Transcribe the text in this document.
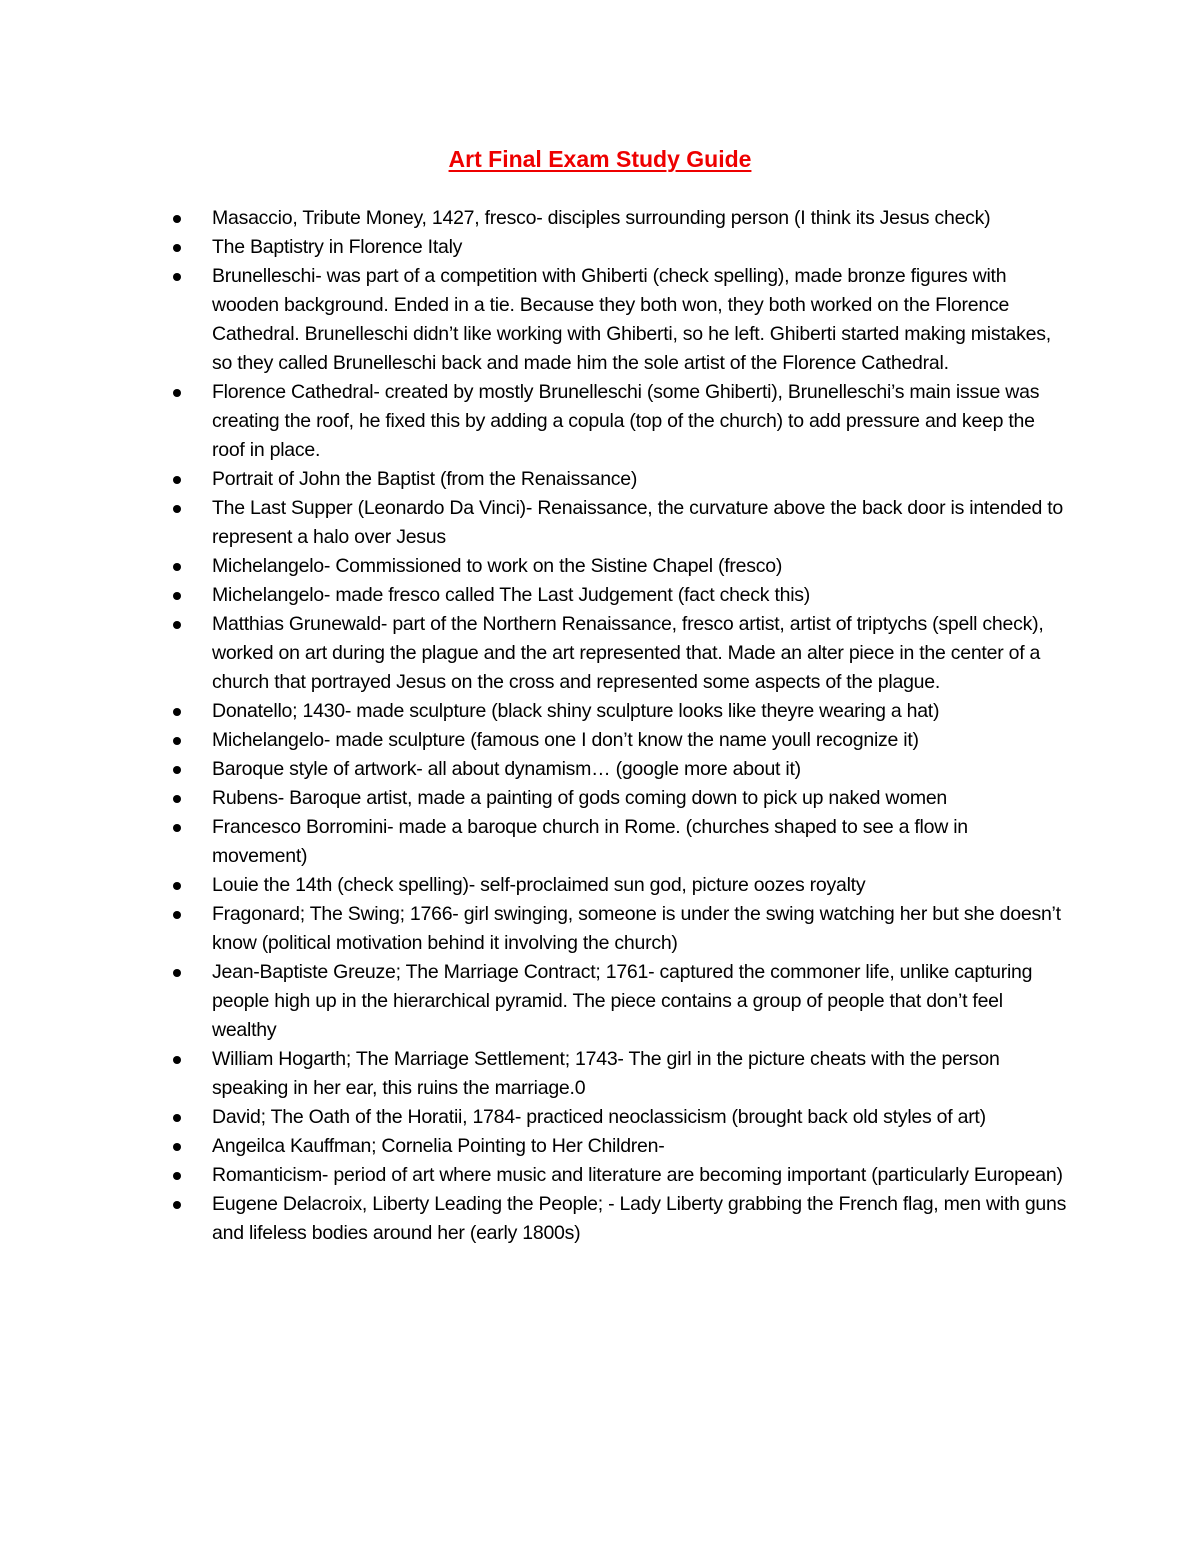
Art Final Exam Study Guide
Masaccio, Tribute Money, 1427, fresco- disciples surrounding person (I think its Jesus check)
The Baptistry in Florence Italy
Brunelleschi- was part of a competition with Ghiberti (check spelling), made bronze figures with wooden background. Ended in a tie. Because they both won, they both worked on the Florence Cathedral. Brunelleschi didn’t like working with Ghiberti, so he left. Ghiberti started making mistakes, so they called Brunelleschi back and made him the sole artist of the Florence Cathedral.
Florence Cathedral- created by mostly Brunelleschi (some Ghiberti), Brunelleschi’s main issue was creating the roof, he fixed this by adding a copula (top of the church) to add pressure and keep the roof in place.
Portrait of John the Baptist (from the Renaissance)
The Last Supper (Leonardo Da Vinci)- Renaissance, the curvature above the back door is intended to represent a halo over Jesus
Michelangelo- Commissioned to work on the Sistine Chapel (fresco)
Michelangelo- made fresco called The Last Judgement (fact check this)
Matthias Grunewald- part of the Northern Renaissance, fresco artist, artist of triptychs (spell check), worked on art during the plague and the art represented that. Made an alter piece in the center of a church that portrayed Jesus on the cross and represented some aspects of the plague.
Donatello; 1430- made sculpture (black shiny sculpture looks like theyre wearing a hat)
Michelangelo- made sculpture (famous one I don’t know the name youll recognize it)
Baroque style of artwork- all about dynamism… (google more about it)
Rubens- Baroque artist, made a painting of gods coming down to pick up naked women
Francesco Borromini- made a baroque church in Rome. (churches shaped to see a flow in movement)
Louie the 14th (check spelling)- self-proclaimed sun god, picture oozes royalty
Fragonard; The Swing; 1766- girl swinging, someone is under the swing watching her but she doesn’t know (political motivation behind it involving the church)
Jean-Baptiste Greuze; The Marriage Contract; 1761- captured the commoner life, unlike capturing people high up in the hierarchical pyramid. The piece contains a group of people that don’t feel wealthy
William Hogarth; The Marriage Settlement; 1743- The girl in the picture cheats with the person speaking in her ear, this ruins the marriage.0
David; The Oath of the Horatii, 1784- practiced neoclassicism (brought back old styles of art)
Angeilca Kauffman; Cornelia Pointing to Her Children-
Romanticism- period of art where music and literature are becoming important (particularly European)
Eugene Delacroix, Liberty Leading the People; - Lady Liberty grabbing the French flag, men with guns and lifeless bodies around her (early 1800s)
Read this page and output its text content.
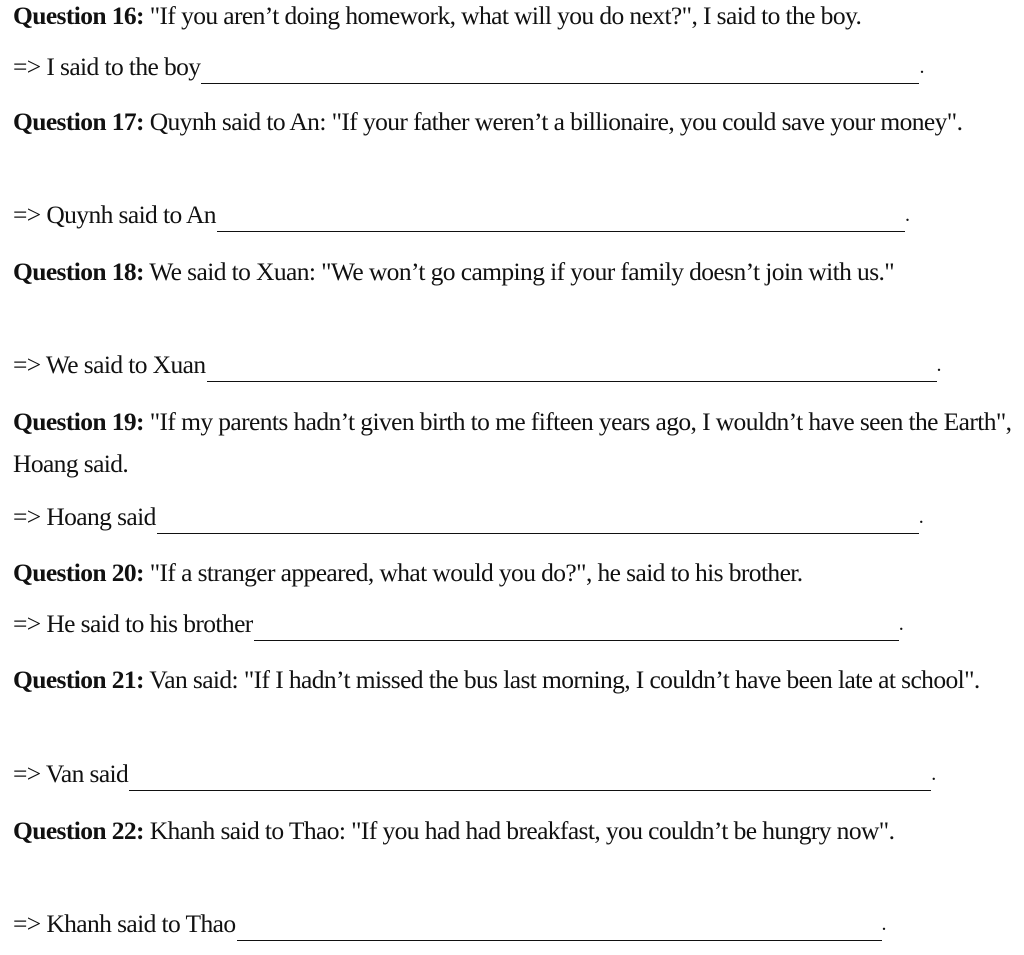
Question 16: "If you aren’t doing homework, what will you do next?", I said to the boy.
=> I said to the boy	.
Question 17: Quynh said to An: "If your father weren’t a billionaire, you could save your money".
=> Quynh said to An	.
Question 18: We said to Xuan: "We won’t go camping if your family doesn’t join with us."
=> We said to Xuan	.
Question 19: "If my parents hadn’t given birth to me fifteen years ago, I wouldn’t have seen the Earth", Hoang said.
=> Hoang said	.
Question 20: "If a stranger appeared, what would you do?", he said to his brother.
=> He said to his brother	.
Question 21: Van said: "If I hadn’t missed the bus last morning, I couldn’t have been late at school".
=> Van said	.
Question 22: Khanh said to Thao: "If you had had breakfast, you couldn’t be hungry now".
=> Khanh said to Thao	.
────────
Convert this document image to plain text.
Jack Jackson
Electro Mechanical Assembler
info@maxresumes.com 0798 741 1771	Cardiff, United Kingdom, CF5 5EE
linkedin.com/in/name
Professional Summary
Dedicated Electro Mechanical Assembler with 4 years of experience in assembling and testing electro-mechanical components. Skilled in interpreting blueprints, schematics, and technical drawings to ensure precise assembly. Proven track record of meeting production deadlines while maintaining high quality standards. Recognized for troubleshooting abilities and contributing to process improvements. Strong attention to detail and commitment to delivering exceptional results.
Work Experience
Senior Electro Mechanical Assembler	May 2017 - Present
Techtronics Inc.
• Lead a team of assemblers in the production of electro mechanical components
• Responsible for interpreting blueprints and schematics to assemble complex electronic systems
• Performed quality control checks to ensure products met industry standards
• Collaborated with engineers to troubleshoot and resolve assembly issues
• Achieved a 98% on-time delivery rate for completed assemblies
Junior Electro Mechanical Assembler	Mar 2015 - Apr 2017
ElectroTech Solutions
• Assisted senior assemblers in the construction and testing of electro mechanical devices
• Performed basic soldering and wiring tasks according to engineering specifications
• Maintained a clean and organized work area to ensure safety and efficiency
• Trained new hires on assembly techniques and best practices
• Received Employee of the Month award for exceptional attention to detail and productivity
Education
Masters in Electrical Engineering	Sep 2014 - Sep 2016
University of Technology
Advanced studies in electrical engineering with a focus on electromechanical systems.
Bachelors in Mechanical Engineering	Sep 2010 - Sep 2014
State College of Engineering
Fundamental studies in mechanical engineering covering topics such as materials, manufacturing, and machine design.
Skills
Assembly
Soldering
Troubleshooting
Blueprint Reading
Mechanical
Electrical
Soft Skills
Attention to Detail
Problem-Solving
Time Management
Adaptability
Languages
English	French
────────
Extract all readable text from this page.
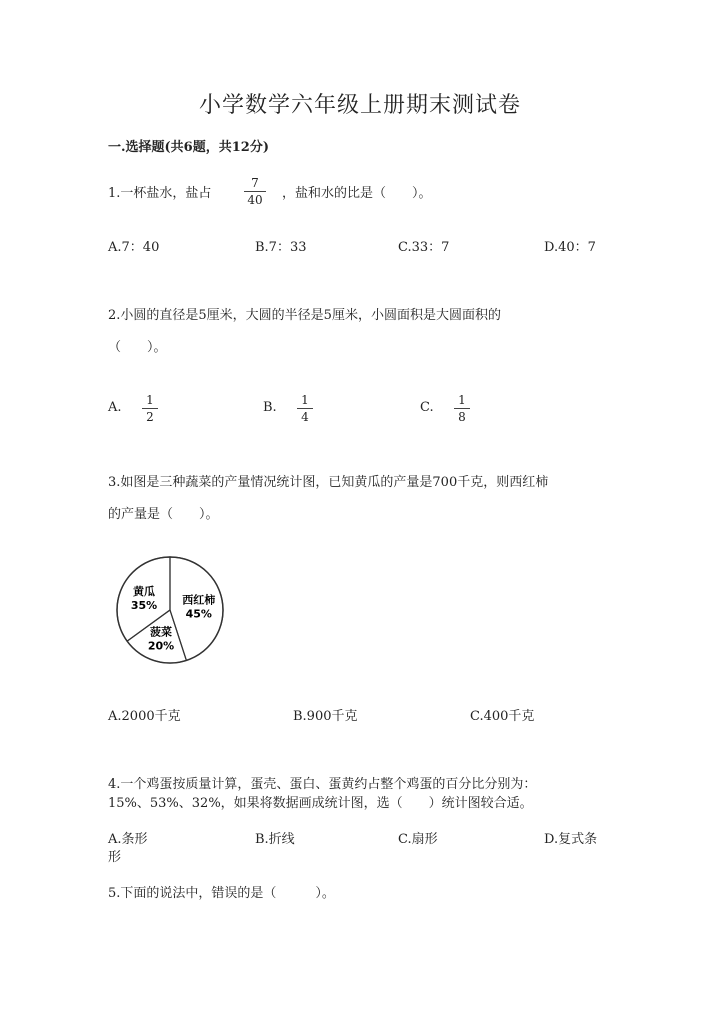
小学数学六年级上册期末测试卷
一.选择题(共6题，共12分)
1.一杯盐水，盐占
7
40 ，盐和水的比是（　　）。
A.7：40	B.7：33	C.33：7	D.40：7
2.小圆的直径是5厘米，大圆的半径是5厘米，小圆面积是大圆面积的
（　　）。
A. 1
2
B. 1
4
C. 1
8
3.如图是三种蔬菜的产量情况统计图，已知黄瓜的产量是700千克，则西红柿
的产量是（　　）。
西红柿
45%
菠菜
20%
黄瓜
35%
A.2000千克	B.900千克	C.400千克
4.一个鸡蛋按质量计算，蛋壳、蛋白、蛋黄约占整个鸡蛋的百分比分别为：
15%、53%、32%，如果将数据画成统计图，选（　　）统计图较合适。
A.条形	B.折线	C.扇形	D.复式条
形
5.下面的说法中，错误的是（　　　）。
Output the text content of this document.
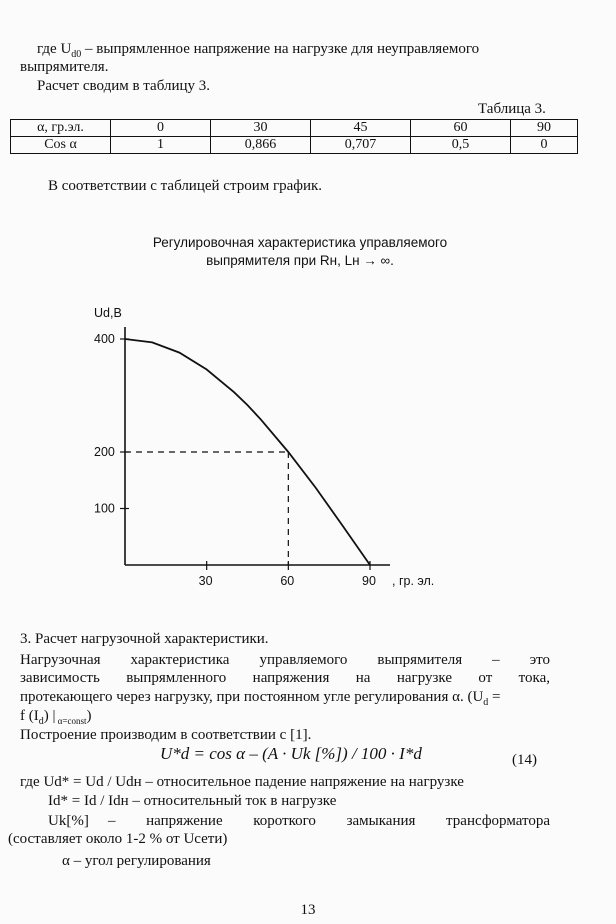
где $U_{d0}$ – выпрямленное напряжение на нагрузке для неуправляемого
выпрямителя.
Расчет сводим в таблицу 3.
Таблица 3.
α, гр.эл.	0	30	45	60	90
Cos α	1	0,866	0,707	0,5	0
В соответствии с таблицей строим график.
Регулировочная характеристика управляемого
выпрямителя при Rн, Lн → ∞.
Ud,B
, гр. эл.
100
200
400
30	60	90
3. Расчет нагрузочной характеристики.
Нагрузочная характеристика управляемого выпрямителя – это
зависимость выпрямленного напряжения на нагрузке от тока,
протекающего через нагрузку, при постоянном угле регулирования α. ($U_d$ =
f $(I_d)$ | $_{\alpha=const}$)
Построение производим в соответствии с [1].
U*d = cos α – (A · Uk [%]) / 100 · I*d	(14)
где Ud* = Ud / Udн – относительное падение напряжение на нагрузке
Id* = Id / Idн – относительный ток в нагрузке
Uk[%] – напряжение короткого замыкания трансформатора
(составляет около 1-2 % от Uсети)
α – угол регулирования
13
────────
Pull every line holding "Thao" out of the records.

**RESPONSE**:
Question 22: Khanh said to Thao: "If you had had breakfast, you couldn’t be hungry now".
=> Khanh said to Thao	.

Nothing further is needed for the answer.